**Given records**

------------------------------------------------------------------------

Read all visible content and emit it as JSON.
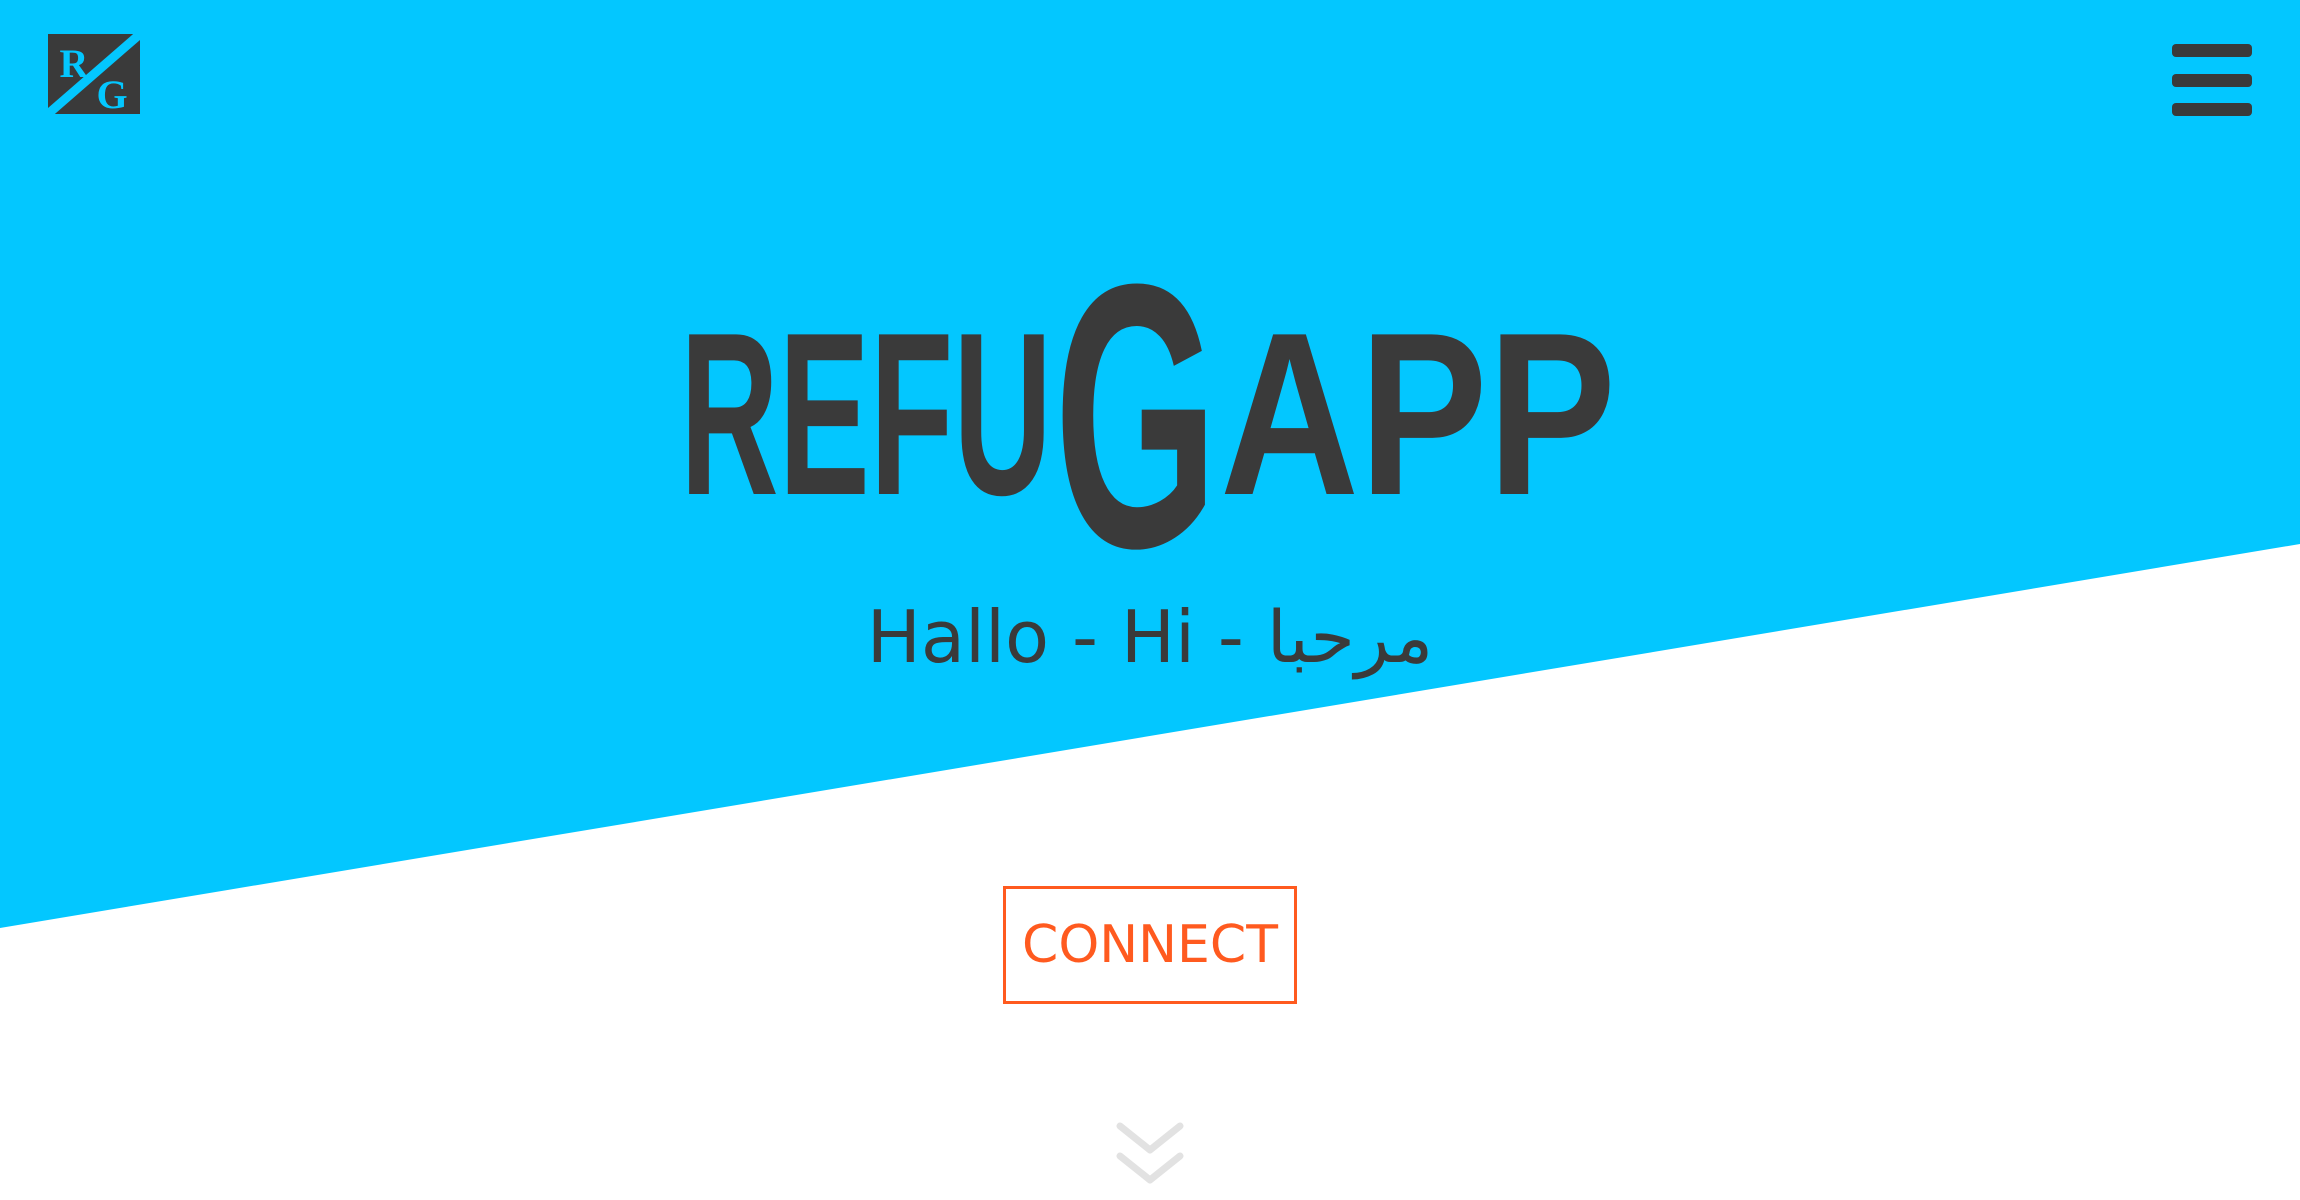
{
  "colors": {
    "hero_blue": "#03c7ff",
    "background": "#ffffff",
    "dark_text": "#3a3a3a",
    "accent_orange": "#ff5a1f",
    "chevron_grey": "#e2e2e2"
  },
  "header": {
    "logo_text": "RG",
    "logo_icon": "rg-logo-icon",
    "menu_icon": "hamburger-menu-icon"
  },
  "hero": {
    "title_before": "REFU",
    "title_big": "G",
    "title_after": "APP",
    "greeting": "Hallo - Hi - مرحبا"
  },
  "cta": {
    "connect_label": "CONNECT"
  },
  "scroll": {
    "icon": "double-chevron-down-icon"
  }
}
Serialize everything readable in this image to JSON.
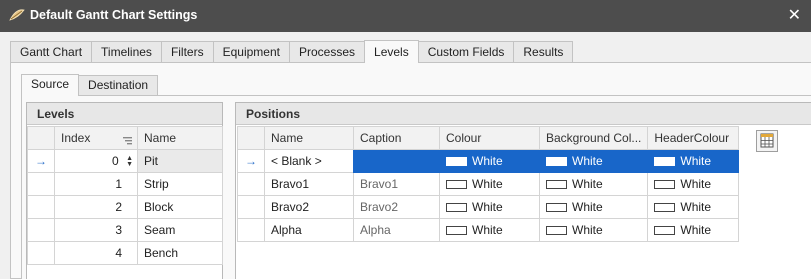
{
  "window": {
    "title": "Default Gantt Chart Settings",
    "close_glyph": "✕"
  },
  "tabs": [
    "Gantt Chart",
    "Timelines",
    "Filters",
    "Equipment",
    "Processes",
    "Levels",
    "Custom Fields",
    "Results"
  ],
  "active_tab": "Levels",
  "subtabs": [
    "Source",
    "Destination"
  ],
  "active_subtab": "Source",
  "levels": {
    "title": "Levels",
    "columns": [
      "Index",
      "Name"
    ],
    "rows": [
      {
        "index": "0",
        "name": "Pit"
      },
      {
        "index": "1",
        "name": "Strip"
      },
      {
        "index": "2",
        "name": "Block"
      },
      {
        "index": "3",
        "name": "Seam"
      },
      {
        "index": "4",
        "name": "Bench"
      }
    ]
  },
  "positions": {
    "title": "Positions",
    "columns": [
      "Name",
      "Caption",
      "Colour",
      "Background Col...",
      "HeaderColour"
    ],
    "rows": [
      {
        "name": "< Blank >",
        "caption": "",
        "colour": "White",
        "background": "White",
        "header": "White"
      },
      {
        "name": "Bravo1",
        "caption": "Bravo1",
        "colour": "White",
        "background": "White",
        "header": "White"
      },
      {
        "name": "Bravo2",
        "caption": "Bravo2",
        "colour": "White",
        "background": "White",
        "header": "White"
      },
      {
        "name": "Alpha",
        "caption": "Alpha",
        "colour": "White",
        "background": "White",
        "header": "White"
      }
    ]
  },
  "icons": {
    "app": "gantt-logo-icon",
    "close": "close-icon",
    "row_pointer": "row-pointer-icon",
    "sort": "sort-icon",
    "spin": "spin-buttons-icon",
    "customize": "column-chooser-icon"
  },
  "colors": {
    "titlebar": "#4d4d4d",
    "selection": "#1866c9",
    "indicator": "#2a6fc9"
  }
}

------------------------------------------------------------------------

**Task to complete**
Work out how many lines above contain the word "Chart". Give only the number.

**Answer in full**
2